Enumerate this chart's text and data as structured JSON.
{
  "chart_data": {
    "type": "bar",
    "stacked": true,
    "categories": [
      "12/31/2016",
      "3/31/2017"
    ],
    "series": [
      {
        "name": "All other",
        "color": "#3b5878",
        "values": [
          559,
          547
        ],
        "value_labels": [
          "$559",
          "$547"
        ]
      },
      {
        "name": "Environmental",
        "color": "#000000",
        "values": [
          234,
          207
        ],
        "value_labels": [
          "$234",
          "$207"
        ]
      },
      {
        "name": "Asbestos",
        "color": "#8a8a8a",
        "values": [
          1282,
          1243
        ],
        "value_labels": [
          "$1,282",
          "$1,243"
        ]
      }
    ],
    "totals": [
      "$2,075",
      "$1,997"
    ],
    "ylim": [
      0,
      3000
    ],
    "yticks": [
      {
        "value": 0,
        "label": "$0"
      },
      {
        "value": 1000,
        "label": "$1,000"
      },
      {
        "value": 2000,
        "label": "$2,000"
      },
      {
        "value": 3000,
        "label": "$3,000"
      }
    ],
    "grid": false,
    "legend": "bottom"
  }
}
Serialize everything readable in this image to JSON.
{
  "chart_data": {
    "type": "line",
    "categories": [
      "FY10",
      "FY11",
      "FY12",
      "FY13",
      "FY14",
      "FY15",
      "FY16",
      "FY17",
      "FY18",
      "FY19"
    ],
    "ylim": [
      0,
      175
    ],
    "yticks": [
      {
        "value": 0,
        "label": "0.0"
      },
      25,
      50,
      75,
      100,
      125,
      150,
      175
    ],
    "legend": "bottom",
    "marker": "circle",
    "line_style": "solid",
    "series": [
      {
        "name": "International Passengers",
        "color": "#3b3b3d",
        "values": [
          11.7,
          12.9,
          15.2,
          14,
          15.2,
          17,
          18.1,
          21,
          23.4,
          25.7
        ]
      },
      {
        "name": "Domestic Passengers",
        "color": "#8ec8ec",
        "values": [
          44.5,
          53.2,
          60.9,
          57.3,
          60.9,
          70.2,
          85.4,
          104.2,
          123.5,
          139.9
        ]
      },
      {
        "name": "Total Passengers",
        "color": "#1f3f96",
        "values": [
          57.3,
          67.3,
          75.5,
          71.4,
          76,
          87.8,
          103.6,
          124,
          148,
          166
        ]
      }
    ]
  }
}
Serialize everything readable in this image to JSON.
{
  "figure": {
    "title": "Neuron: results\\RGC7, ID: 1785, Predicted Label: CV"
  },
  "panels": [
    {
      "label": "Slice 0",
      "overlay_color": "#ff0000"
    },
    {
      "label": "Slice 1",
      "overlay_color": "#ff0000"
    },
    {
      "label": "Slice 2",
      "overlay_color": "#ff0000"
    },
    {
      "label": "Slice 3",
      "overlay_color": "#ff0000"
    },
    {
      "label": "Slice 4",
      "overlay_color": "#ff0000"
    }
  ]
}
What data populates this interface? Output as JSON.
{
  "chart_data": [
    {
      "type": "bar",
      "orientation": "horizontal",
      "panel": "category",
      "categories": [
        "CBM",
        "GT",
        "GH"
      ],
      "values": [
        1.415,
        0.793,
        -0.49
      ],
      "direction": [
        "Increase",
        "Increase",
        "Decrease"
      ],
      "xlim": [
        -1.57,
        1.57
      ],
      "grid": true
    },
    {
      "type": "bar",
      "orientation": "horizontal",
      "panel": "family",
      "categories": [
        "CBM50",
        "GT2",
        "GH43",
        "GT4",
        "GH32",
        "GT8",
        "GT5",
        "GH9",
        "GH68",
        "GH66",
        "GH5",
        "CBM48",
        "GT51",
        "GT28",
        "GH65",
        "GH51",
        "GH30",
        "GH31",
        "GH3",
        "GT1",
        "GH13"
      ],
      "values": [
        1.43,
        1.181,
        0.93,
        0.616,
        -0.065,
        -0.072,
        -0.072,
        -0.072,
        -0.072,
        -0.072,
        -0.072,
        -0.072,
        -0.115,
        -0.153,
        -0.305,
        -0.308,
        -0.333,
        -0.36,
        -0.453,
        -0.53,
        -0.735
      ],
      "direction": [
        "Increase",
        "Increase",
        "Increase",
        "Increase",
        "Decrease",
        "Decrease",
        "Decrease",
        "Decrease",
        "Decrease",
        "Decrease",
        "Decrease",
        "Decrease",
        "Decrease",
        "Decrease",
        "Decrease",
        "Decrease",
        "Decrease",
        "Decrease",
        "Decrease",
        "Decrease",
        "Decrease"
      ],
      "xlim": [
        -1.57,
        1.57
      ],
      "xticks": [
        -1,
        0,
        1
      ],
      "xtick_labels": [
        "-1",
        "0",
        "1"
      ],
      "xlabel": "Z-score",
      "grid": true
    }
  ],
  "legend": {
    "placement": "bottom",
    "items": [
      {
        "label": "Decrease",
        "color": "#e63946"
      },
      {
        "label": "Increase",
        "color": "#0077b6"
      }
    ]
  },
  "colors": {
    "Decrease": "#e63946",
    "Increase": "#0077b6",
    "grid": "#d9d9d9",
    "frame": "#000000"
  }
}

## PROBLEM
Reproduce exactly, with nothing added, the lines from the one that contains "What data populates" to the end of the data.

## ANSWER TO THE EXERCISE
What data populates this interface? Output as JSON.
{
  "chart_data": [
    {
      "type": "bar",
      "orientation": "horizontal",
      "panel": "category",
      "categories": [
        "CBM",
        "GT",
        "GH"
      ],
      "values": [
        1.415,
        0.793,
        -0.49
      ],
      "direction": [
        "Increase",
        "Increase",
        "Decrease"
      ],
      "xlim": [
        -1.57,
        1.57
      ],
      "grid": true
    },
    {
      "type": "bar",
      "orientation": "horizontal",
      "panel": "family",
      "categories": [
        "CBM50",
        "GT2",
        "GH43",
        "GT4",
        "GH32",
        "GT8",
        "GT5",
        "GH9",
        "GH68",
        "GH66",
        "GH5",
        "CBM48",
        "GT51",
        "GT28",
        "GH65",
        "GH51",
        "GH30",
        "GH31",
        "GH3",
        "GT1",
        "GH13"
      ],
      "values": [
        1.43,
        1.181,
        0.93,
        0.616,
        -0.065,
        -0.072,
        -0.072,
        -0.072,
        -0.072,
        -0.072,
        -0.072,
        -0.072,
        -0.115,
        -0.153,
        -0.305,
        -0.308,
        -0.333,
        -0.36,
        -0.453,
        -0.53,
        -0.735
      ],
      "direction": [
        "Increase",
        "Increase",
        "Increase",
        "Increase",
        "Decrease",
        "Decrease",
        "Decrease",
        "Decrease",
        "Decrease",
        "Decrease",
        "Decrease",
        "Decrease",
        "Decrease",
        "Decrease",
        "Decrease",
        "Decrease",
        "Decrease",
        "Decrease",
        "Decrease",
        "Decrease",
        "Decrease"
      ],
      "xlim": [
        -1.57,
        1.57
      ],
      "xticks": [
        -1,
        0,
        1
      ],
      "xtick_labels": [
        "-1",
        "0",
        "1"
      ],
      "xlabel": "Z-score",
      "grid": true
    }
  ],
  "legend": {
    "placement": "bottom",
    "items": [
      {
        "label": "Decrease",
        "color": "#e63946"
      },
      {
        "label": "Increase",
        "color": "#0077b6"
      }
    ]
  },
  "colors": {
    "Decrease": "#e63946",
    "Increase": "#0077b6",
    "grid": "#d9d9d9",
    "frame": "#000000"
  }
}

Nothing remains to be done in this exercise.